▸ **EXERCISE PROMPT**: Reproduce every line of the data below word for word, keeping each character as it stands.

## begin DATASET RECORDS

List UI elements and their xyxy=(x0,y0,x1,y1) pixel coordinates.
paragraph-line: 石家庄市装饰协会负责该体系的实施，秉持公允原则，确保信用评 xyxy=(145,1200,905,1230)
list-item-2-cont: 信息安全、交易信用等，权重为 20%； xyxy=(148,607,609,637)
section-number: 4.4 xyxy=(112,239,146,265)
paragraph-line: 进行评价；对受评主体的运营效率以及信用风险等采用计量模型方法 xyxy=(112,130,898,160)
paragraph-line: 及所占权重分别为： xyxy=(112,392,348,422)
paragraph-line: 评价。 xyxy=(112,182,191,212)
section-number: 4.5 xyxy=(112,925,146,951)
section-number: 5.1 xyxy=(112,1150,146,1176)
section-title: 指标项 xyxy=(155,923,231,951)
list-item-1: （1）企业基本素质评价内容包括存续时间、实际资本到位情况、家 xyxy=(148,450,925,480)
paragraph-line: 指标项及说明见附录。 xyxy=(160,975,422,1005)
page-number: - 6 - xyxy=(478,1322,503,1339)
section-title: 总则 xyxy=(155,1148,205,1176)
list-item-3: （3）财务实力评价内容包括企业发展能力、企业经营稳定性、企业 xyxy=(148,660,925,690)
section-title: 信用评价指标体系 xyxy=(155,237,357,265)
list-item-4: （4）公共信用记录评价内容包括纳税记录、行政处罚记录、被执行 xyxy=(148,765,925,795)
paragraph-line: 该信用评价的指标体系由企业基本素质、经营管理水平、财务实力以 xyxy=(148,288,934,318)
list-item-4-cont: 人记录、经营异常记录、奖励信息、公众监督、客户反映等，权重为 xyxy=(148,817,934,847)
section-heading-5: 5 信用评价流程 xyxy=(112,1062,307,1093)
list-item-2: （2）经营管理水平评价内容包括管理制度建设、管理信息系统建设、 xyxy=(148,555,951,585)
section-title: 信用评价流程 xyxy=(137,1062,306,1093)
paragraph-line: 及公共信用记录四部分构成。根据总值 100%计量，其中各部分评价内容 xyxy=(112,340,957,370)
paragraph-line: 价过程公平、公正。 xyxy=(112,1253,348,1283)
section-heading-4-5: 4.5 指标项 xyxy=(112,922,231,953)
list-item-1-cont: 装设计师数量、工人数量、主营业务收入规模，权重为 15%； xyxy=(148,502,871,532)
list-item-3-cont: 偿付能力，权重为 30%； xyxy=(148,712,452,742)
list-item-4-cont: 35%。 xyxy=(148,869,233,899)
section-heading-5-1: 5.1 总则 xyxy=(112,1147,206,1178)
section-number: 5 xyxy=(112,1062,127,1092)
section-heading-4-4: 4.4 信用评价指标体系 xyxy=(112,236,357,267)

## end DATASET RECORDS

▸ **EXERCISE SOLUTION**:
List UI elements and their xyxy=(x0,y0,x1,y1) pixel coordinates.
paragraph-line: 石家庄市装饰协会负责该体系的实施，秉持公允原则，确保信用评 xyxy=(145,1200,905,1230)
list-item-2-cont: 信息安全、交易信用等，权重为 20%； xyxy=(148,607,609,637)
section-number: 4.4 xyxy=(112,239,146,265)
paragraph-line: 进行评价；对受评主体的运营效率以及信用风险等采用计量模型方法 xyxy=(112,130,898,160)
paragraph-line: 及所占权重分别为： xyxy=(112,392,348,422)
paragraph-line: 评价。 xyxy=(112,182,191,212)
section-number: 4.5 xyxy=(112,925,146,951)
section-number: 5.1 xyxy=(112,1150,146,1176)
section-title: 指标项 xyxy=(155,923,231,951)
list-item-1: （1）企业基本素质评价内容包括存续时间、实际资本到位情况、家 xyxy=(148,450,925,480)
paragraph-line: 指标项及说明见附录。 xyxy=(160,975,422,1005)
page-number: - 6 - xyxy=(478,1322,503,1339)
section-title: 总则 xyxy=(155,1148,205,1176)
list-item-3: （3）财务实力评价内容包括企业发展能力、企业经营稳定性、企业 xyxy=(148,660,925,690)
section-title: 信用评价指标体系 xyxy=(155,237,357,265)
list-item-4: （4）公共信用记录评价内容包括纳税记录、行政处罚记录、被执行 xyxy=(148,765,925,795)
paragraph-line: 该信用评价的指标体系由企业基本素质、经营管理水平、财务实力以 xyxy=(148,288,934,318)
list-item-4-cont: 人记录、经营异常记录、奖励信息、公众监督、客户反映等，权重为 xyxy=(148,817,934,847)
section-heading-5: 5 信用评价流程 xyxy=(112,1062,307,1093)
list-item-2: （2）经营管理水平评价内容包括管理制度建设、管理信息系统建设、 xyxy=(148,555,951,585)
section-title: 信用评价流程 xyxy=(137,1062,306,1093)
paragraph-line: 及公共信用记录四部分构成。根据总值 100%计量，其中各部分评价内容 xyxy=(112,340,957,370)
paragraph-line: 价过程公平、公正。 xyxy=(112,1253,348,1283)
section-heading-4-5: 4.5 指标项 xyxy=(112,922,231,953)
list-item-1-cont: 装设计师数量、工人数量、主营业务收入规模，权重为 15%； xyxy=(148,502,871,532)
list-item-3-cont: 偿付能力，权重为 30%； xyxy=(148,712,452,742)
list-item-4-cont: 35%。 xyxy=(148,869,233,899)
section-heading-5-1: 5.1 总则 xyxy=(112,1147,206,1178)
section-number: 5 xyxy=(112,1062,127,1092)
section-heading-4-4: 4.4 信用评价指标体系 xyxy=(112,236,357,267)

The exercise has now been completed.